(Exercise aim) Transcribe the records below exactly.

--

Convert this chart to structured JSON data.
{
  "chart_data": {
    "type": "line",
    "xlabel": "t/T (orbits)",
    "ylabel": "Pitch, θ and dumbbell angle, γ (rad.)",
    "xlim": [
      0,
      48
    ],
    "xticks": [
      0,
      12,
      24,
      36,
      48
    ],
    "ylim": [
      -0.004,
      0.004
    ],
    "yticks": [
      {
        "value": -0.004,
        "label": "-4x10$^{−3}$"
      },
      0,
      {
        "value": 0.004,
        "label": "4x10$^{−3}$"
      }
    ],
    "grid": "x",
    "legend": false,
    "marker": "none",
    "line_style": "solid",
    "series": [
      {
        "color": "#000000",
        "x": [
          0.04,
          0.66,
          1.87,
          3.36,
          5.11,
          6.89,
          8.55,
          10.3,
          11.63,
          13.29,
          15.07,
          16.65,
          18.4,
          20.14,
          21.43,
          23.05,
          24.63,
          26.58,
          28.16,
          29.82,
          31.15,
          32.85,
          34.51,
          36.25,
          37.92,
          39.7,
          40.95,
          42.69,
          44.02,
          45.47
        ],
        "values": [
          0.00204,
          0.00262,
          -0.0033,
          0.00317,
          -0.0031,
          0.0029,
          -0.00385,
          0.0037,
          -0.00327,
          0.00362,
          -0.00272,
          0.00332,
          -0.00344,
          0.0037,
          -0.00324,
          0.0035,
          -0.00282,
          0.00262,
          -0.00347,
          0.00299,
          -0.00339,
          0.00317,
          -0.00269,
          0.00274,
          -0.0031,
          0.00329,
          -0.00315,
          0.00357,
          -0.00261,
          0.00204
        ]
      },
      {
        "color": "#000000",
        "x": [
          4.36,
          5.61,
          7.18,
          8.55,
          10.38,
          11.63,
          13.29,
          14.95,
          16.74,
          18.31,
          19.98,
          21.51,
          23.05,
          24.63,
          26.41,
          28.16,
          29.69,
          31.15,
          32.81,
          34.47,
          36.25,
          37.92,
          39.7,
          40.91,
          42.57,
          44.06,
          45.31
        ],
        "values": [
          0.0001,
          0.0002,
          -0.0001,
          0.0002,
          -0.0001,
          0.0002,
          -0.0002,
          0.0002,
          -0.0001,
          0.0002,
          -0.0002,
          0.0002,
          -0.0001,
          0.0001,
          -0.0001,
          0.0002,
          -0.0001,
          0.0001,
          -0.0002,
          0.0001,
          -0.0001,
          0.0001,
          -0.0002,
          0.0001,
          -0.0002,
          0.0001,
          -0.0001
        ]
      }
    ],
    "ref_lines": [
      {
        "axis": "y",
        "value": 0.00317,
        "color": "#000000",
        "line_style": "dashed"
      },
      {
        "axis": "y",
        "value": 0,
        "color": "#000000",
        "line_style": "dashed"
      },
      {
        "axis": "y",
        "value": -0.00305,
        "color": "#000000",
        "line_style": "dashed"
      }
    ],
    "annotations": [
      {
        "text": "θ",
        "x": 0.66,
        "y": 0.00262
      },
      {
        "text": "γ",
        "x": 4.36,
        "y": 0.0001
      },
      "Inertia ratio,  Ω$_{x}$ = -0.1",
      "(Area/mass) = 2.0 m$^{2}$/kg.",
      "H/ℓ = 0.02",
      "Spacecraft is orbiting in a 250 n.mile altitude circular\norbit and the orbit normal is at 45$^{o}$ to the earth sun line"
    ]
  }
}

--

(Response for this exercise)
Convert this chart to structured JSON data.
{
  "chart_data": {
    "type": "line",
    "xlabel": "t/T (orbits)",
    "ylabel": "Pitch, θ and dumbbell angle, γ (rad.)",
    "xlim": [
      0,
      48
    ],
    "xticks": [
      0,
      12,
      24,
      36,
      48
    ],
    "ylim": [
      -0.004,
      0.004
    ],
    "yticks": [
      {
        "value": -0.004,
        "label": "-4x10$^{−3}$"
      },
      0,
      {
        "value": 0.004,
        "label": "4x10$^{−3}$"
      }
    ],
    "grid": "x",
    "legend": false,
    "marker": "none",
    "line_style": "solid",
    "series": [
      {
        "color": "#000000",
        "x": [
          0.04,
          0.66,
          1.87,
          3.36,
          5.11,
          6.89,
          8.55,
          10.3,
          11.63,
          13.29,
          15.07,
          16.65,
          18.4,
          20.14,
          21.43,
          23.05,
          24.63,
          26.58,
          28.16,
          29.82,
          31.15,
          32.85,
          34.51,
          36.25,
          37.92,
          39.7,
          40.95,
          42.69,
          44.02,
          45.47
        ],
        "values": [
          0.00204,
          0.00262,
          -0.0033,
          0.00317,
          -0.0031,
          0.0029,
          -0.00385,
          0.0037,
          -0.00327,
          0.00362,
          -0.00272,
          0.00332,
          -0.00344,
          0.0037,
          -0.00324,
          0.0035,
          -0.00282,
          0.00262,
          -0.00347,
          0.00299,
          -0.00339,
          0.00317,
          -0.00269,
          0.00274,
          -0.0031,
          0.00329,
          -0.00315,
          0.00357,
          -0.00261,
          0.00204
        ]
      },
      {
        "color": "#000000",
        "x": [
          4.36,
          5.61,
          7.18,
          8.55,
          10.38,
          11.63,
          13.29,
          14.95,
          16.74,
          18.31,
          19.98,
          21.51,
          23.05,
          24.63,
          26.41,
          28.16,
          29.69,
          31.15,
          32.81,
          34.47,
          36.25,
          37.92,
          39.7,
          40.91,
          42.57,
          44.06,
          45.31
        ],
        "values": [
          0.0001,
          0.0002,
          -0.0001,
          0.0002,
          -0.0001,
          0.0002,
          -0.0002,
          0.0002,
          -0.0001,
          0.0002,
          -0.0002,
          0.0002,
          -0.0001,
          0.0001,
          -0.0001,
          0.0002,
          -0.0001,
          0.0001,
          -0.0002,
          0.0001,
          -0.0001,
          0.0001,
          -0.0002,
          0.0001,
          -0.0002,
          0.0001,
          -0.0001
        ]
      }
    ],
    "ref_lines": [
      {
        "axis": "y",
        "value": 0.00317,
        "color": "#000000",
        "line_style": "dashed"
      },
      {
        "axis": "y",
        "value": 0,
        "color": "#000000",
        "line_style": "dashed"
      },
      {
        "axis": "y",
        "value": -0.00305,
        "color": "#000000",
        "line_style": "dashed"
      }
    ],
    "annotations": [
      {
        "text": "θ",
        "x": 0.66,
        "y": 0.00262
      },
      {
        "text": "γ",
        "x": 4.36,
        "y": 0.0001
      },
      "Inertia ratio,  Ω$_{x}$ = -0.1",
      "(Area/mass) = 2.0 m$^{2}$/kg.",
      "H/ℓ = 0.02",
      "Spacecraft is orbiting in a 250 n.mile altitude circular\norbit and the orbit normal is at 45$^{o}$ to the earth sun line"
    ]
  }
}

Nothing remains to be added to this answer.